------ Provided data ------

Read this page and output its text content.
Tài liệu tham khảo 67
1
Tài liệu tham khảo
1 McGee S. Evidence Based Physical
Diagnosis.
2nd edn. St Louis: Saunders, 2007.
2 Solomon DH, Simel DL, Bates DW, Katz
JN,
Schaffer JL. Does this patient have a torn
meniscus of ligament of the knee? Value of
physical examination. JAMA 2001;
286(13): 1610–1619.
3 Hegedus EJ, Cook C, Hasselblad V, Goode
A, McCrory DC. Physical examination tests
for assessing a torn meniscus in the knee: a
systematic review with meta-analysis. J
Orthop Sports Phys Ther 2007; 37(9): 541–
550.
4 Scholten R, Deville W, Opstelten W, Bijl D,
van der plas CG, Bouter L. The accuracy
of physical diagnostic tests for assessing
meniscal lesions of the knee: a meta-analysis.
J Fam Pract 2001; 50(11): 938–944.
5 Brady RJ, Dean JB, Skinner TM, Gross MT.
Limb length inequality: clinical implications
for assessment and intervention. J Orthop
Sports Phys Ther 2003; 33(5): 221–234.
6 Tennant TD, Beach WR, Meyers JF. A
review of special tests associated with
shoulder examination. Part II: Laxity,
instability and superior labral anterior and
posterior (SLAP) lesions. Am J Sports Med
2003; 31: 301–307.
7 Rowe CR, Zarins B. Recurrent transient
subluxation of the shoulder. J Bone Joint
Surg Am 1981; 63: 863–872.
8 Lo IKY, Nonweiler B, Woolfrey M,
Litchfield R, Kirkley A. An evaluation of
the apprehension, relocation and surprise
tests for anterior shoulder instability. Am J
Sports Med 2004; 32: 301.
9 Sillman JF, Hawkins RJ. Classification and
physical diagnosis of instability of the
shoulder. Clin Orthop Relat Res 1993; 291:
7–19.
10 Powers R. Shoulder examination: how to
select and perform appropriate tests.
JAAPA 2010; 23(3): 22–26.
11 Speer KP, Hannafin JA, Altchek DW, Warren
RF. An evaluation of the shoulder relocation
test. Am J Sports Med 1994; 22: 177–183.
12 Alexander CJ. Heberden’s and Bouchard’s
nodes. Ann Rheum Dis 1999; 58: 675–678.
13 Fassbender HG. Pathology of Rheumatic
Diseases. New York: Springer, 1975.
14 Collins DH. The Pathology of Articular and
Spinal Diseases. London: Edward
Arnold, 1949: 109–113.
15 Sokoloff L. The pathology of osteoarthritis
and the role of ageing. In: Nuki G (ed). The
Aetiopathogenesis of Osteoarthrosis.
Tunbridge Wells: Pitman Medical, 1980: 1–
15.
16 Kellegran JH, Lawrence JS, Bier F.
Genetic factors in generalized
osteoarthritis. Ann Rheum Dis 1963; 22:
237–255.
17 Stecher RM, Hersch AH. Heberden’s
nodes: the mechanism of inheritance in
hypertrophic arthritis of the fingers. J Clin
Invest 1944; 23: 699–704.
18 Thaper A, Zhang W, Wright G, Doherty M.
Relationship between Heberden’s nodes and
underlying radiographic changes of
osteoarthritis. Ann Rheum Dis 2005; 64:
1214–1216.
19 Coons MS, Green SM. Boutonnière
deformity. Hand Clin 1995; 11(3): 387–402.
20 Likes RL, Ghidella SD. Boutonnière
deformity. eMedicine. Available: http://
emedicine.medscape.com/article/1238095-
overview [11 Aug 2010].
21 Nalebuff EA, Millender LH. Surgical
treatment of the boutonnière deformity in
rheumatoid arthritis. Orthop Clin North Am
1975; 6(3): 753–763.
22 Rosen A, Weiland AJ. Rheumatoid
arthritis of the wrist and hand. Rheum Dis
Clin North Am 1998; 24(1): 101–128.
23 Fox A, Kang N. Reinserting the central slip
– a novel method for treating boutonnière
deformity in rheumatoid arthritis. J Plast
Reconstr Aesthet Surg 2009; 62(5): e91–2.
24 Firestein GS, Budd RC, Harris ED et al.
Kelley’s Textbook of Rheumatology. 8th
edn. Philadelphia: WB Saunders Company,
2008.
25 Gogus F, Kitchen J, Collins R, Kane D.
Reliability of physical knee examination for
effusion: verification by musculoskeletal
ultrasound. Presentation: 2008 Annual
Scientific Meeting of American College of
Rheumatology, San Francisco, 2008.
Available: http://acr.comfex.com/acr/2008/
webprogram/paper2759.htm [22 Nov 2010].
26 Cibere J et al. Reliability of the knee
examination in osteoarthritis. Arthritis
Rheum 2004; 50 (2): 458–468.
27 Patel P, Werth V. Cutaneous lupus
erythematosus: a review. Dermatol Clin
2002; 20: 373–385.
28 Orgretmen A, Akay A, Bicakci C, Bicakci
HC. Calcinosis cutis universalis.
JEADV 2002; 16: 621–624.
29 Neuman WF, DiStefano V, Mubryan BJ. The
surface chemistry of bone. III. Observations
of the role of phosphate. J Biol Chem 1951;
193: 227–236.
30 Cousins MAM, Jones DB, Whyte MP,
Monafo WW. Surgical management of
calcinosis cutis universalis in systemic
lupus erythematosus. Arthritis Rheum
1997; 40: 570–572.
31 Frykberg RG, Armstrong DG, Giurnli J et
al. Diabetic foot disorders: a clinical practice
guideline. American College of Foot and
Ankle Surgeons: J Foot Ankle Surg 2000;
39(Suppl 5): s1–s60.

------

> **Work to be completed**
Repeat the full set of records exactly.

> **Solution to the problem**
Read this page and output its text content.
Tài liệu tham khảo 67
1
Tài liệu tham khảo
1 McGee S. Evidence Based Physical
Diagnosis.
2nd edn. St Louis: Saunders, 2007.
2 Solomon DH, Simel DL, Bates DW, Katz
JN,
Schaffer JL. Does this patient have a torn
meniscus of ligament of the knee? Value of
physical examination. JAMA 2001;
286(13): 1610–1619.
3 Hegedus EJ, Cook C, Hasselblad V, Goode
A, McCrory DC. Physical examination tests
for assessing a torn meniscus in the knee: a
systematic review with meta-analysis. J
Orthop Sports Phys Ther 2007; 37(9): 541–
550.
4 Scholten R, Deville W, Opstelten W, Bijl D,
van der plas CG, Bouter L. The accuracy
of physical diagnostic tests for assessing
meniscal lesions of the knee: a meta-analysis.
J Fam Pract 2001; 50(11): 938–944.
5 Brady RJ, Dean JB, Skinner TM, Gross MT.
Limb length inequality: clinical implications
for assessment and intervention. J Orthop
Sports Phys Ther 2003; 33(5): 221–234.
6 Tennant TD, Beach WR, Meyers JF. A
review of special tests associated with
shoulder examination. Part II: Laxity,
instability and superior labral anterior and
posterior (SLAP) lesions. Am J Sports Med
2003; 31: 301–307.
7 Rowe CR, Zarins B. Recurrent transient
subluxation of the shoulder. J Bone Joint
Surg Am 1981; 63: 863–872.
8 Lo IKY, Nonweiler B, Woolfrey M,
Litchfield R, Kirkley A. An evaluation of
the apprehension, relocation and surprise
tests for anterior shoulder instability. Am J
Sports Med 2004; 32: 301.
9 Sillman JF, Hawkins RJ. Classification and
physical diagnosis of instability of the
shoulder. Clin Orthop Relat Res 1993; 291:
7–19.
10 Powers R. Shoulder examination: how to
select and perform appropriate tests.
JAAPA 2010; 23(3): 22–26.
11 Speer KP, Hannafin JA, Altchek DW, Warren
RF. An evaluation of the shoulder relocation
test. Am J Sports Med 1994; 22: 177–183.
12 Alexander CJ. Heberden’s and Bouchard’s
nodes. Ann Rheum Dis 1999; 58: 675–678.
13 Fassbender HG. Pathology of Rheumatic
Diseases. New York: Springer, 1975.
14 Collins DH. The Pathology of Articular and
Spinal Diseases. London: Edward
Arnold, 1949: 109–113.
15 Sokoloff L. The pathology of osteoarthritis
and the role of ageing. In: Nuki G (ed). The
Aetiopathogenesis of Osteoarthrosis.
Tunbridge Wells: Pitman Medical, 1980: 1–
15.
16 Kellegran JH, Lawrence JS, Bier F.
Genetic factors in generalized
osteoarthritis. Ann Rheum Dis 1963; 22:
237–255.
17 Stecher RM, Hersch AH. Heberden’s
nodes: the mechanism of inheritance in
hypertrophic arthritis of the fingers. J Clin
Invest 1944; 23: 699–704.
18 Thaper A, Zhang W, Wright G, Doherty M.
Relationship between Heberden’s nodes and
underlying radiographic changes of
osteoarthritis. Ann Rheum Dis 2005; 64:
1214–1216.
19 Coons MS, Green SM. Boutonnière
deformity. Hand Clin 1995; 11(3): 387–402.
20 Likes RL, Ghidella SD. Boutonnière
deformity. eMedicine. Available: http://
emedicine.medscape.com/article/1238095-
overview [11 Aug 2010].
21 Nalebuff EA, Millender LH. Surgical
treatment of the boutonnière deformity in
rheumatoid arthritis. Orthop Clin North Am
1975; 6(3): 753–763.
22 Rosen A, Weiland AJ. Rheumatoid
arthritis of the wrist and hand. Rheum Dis
Clin North Am 1998; 24(1): 101–128.
23 Fox A, Kang N. Reinserting the central slip
– a novel method for treating boutonnière
deformity in rheumatoid arthritis. J Plast
Reconstr Aesthet Surg 2009; 62(5): e91–2.
24 Firestein GS, Budd RC, Harris ED et al.
Kelley’s Textbook of Rheumatology. 8th
edn. Philadelphia: WB Saunders Company,
2008.
25 Gogus F, Kitchen J, Collins R, Kane D.
Reliability of physical knee examination for
effusion: verification by musculoskeletal
ultrasound. Presentation: 2008 Annual
Scientific Meeting of American College of
Rheumatology, San Francisco, 2008.
Available: http://acr.comfex.com/acr/2008/
webprogram/paper2759.htm [22 Nov 2010].
26 Cibere J et al. Reliability of the knee
examination in osteoarthritis. Arthritis
Rheum 2004; 50 (2): 458–468.
27 Patel P, Werth V. Cutaneous lupus
erythematosus: a review. Dermatol Clin
2002; 20: 373–385.
28 Orgretmen A, Akay A, Bicakci C, Bicakci
HC. Calcinosis cutis universalis.
JEADV 2002; 16: 621–624.
29 Neuman WF, DiStefano V, Mubryan BJ. The
surface chemistry of bone. III. Observations
of the role of phosphate. J Biol Chem 1951;
193: 227–236.
30 Cousins MAM, Jones DB, Whyte MP,
Monafo WW. Surgical management of
calcinosis cutis universalis in systemic
lupus erythematosus. Arthritis Rheum
1997; 40: 570–572.
31 Frykberg RG, Armstrong DG, Giurnli J et
al. Diabetic foot disorders: a clinical practice
guideline. American College of Foot and
Ankle Surgeons: J Foot Ankle Surg 2000;
39(Suppl 5): s1–s60.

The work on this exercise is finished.